— start —
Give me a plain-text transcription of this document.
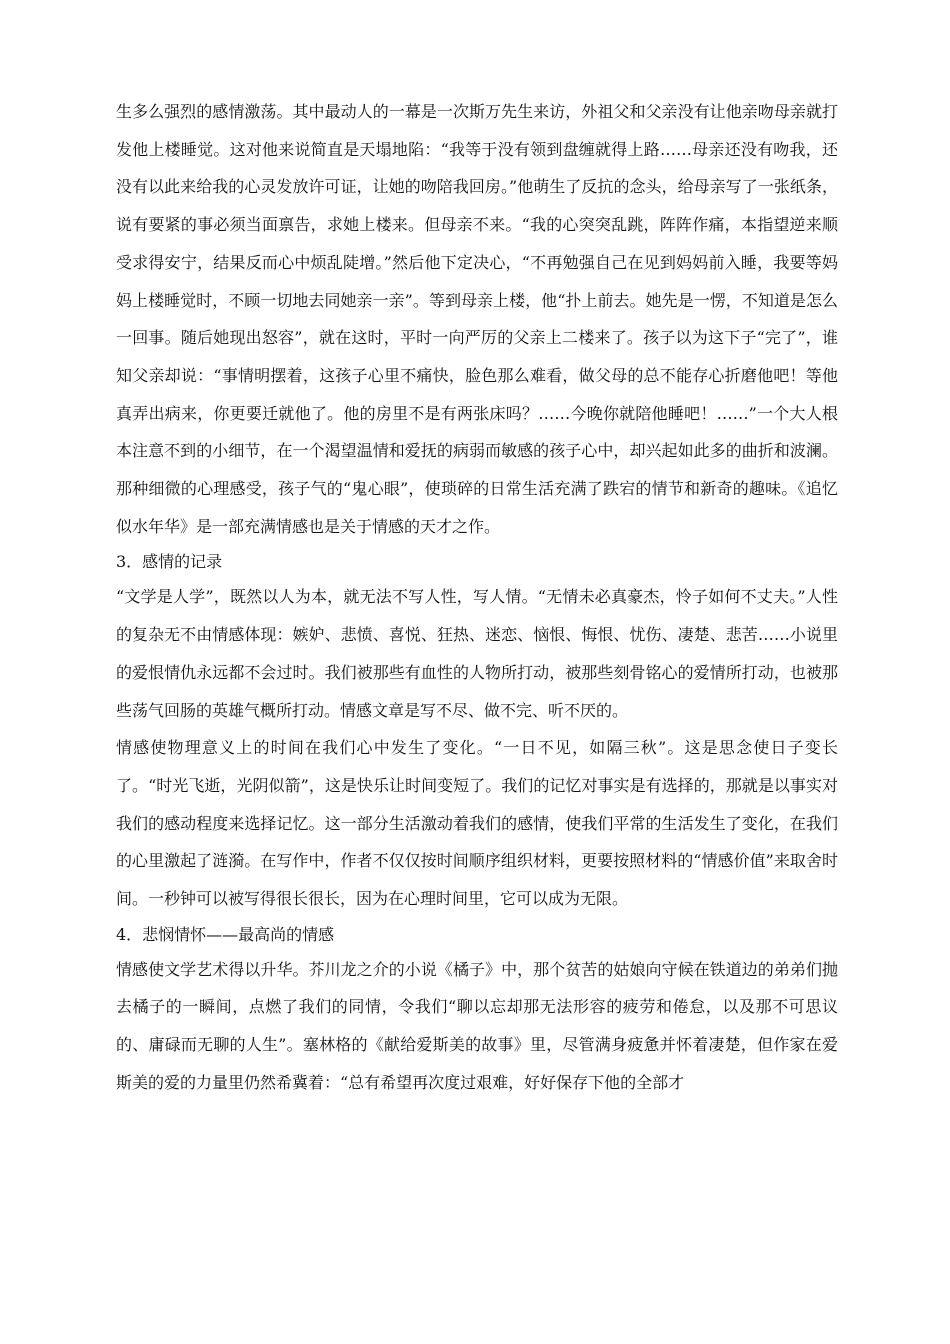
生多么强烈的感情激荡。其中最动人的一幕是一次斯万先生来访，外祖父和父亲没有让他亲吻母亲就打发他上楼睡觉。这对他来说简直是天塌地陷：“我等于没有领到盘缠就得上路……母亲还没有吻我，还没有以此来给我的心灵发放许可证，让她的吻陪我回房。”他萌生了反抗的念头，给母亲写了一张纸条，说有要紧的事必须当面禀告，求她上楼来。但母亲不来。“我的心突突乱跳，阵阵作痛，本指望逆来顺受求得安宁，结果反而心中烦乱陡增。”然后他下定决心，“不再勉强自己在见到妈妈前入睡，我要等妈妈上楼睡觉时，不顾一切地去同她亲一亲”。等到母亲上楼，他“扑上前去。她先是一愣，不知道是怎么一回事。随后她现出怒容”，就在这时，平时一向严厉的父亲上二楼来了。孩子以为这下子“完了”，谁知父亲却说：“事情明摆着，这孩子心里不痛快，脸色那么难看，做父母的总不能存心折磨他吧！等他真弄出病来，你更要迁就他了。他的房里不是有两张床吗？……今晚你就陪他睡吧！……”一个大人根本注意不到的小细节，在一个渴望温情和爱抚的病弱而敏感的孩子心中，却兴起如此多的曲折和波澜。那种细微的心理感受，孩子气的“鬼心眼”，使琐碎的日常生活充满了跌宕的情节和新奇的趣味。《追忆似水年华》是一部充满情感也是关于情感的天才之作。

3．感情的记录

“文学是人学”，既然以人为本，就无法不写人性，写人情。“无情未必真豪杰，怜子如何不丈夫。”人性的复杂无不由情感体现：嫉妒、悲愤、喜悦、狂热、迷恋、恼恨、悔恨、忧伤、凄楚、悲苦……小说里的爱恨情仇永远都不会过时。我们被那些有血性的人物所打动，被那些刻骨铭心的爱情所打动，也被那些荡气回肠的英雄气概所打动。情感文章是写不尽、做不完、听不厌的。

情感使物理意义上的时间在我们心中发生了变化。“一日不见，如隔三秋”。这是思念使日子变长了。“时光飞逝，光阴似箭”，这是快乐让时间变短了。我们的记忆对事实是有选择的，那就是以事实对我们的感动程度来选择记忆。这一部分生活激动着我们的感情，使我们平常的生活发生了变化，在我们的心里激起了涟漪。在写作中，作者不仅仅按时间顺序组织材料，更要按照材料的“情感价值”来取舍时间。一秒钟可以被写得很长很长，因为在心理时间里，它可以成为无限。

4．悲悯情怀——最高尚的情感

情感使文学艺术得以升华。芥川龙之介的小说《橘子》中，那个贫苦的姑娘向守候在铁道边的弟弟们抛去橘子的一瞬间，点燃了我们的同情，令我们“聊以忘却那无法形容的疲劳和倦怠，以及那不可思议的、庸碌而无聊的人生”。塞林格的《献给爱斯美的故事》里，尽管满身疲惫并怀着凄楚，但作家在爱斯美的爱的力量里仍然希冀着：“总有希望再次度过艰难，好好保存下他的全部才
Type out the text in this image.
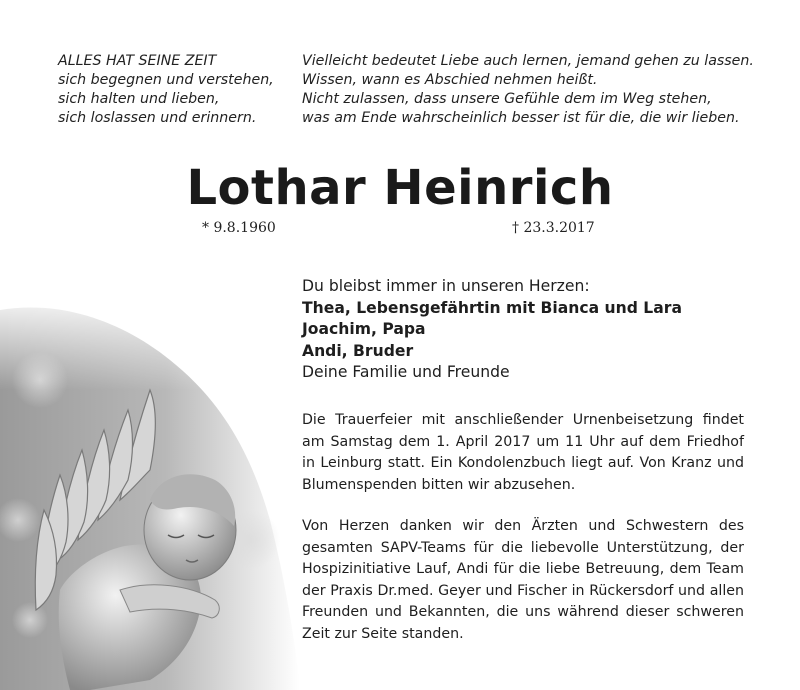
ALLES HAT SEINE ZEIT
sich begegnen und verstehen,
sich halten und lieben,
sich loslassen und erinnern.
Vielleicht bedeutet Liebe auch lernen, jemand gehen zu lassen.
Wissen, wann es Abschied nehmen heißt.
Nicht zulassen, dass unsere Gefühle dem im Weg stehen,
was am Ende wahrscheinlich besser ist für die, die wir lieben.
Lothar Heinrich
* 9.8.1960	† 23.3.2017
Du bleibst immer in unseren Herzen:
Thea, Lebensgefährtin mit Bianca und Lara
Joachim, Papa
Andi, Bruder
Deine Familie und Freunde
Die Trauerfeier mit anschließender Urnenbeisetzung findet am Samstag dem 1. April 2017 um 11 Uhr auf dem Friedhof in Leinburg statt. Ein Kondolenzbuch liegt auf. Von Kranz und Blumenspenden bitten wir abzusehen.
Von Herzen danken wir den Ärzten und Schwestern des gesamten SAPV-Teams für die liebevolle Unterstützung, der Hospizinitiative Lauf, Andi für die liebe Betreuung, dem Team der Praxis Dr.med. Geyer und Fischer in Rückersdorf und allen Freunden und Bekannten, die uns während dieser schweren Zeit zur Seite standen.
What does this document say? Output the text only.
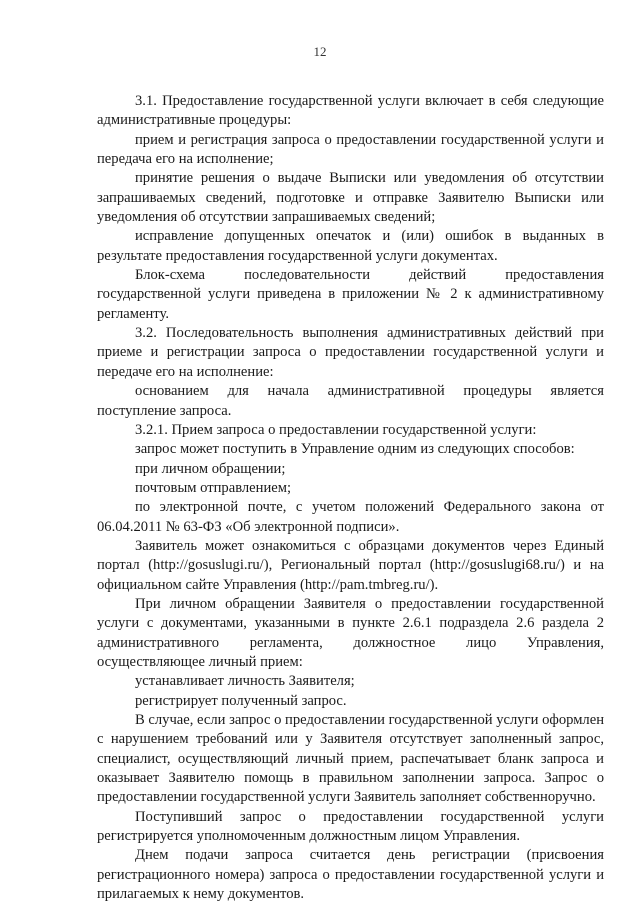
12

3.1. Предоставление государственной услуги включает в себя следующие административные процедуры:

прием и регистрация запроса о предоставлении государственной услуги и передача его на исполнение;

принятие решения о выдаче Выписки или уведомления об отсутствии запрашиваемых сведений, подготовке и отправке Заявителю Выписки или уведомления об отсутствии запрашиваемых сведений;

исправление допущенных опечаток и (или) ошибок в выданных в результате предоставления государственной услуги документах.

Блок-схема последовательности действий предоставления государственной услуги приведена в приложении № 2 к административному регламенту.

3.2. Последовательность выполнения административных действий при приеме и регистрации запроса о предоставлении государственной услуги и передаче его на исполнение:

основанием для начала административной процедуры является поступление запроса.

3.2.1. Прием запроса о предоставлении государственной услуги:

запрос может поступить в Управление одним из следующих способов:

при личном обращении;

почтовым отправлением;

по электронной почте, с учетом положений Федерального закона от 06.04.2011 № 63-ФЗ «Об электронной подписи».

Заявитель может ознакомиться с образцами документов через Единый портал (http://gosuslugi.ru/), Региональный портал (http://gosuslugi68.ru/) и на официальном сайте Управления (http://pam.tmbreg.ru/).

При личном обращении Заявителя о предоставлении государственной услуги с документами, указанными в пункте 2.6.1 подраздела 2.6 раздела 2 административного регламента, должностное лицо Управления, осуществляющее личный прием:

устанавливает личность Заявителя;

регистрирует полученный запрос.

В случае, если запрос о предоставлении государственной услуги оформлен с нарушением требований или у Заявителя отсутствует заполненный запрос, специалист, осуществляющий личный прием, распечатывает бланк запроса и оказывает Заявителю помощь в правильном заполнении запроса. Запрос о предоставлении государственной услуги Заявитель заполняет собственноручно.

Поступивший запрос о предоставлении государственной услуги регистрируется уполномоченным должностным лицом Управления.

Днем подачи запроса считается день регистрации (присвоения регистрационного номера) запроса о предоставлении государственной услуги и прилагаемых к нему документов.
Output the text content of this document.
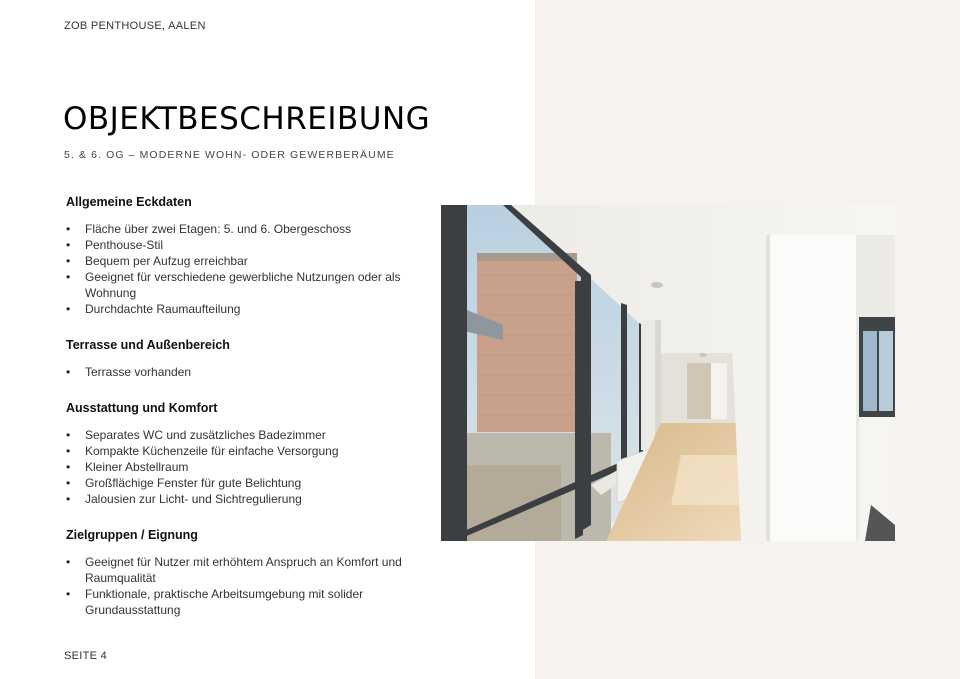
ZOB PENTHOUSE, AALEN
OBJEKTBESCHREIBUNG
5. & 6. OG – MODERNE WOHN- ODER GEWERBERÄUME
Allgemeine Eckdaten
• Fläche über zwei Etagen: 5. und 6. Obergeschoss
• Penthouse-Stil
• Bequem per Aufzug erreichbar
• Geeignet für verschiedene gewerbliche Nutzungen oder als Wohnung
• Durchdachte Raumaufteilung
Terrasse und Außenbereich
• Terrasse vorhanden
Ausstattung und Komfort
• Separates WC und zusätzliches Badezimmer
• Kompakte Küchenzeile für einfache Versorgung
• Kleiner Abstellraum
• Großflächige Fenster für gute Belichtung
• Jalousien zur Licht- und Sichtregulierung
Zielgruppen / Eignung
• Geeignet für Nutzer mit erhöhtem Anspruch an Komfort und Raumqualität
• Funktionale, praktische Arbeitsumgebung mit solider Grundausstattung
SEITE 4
— end —
[Set problem] Copy out each line in the listing that has the word "Terrasse".

[Finished task]
Terrasse und Außenbereich
• Terrasse vorhanden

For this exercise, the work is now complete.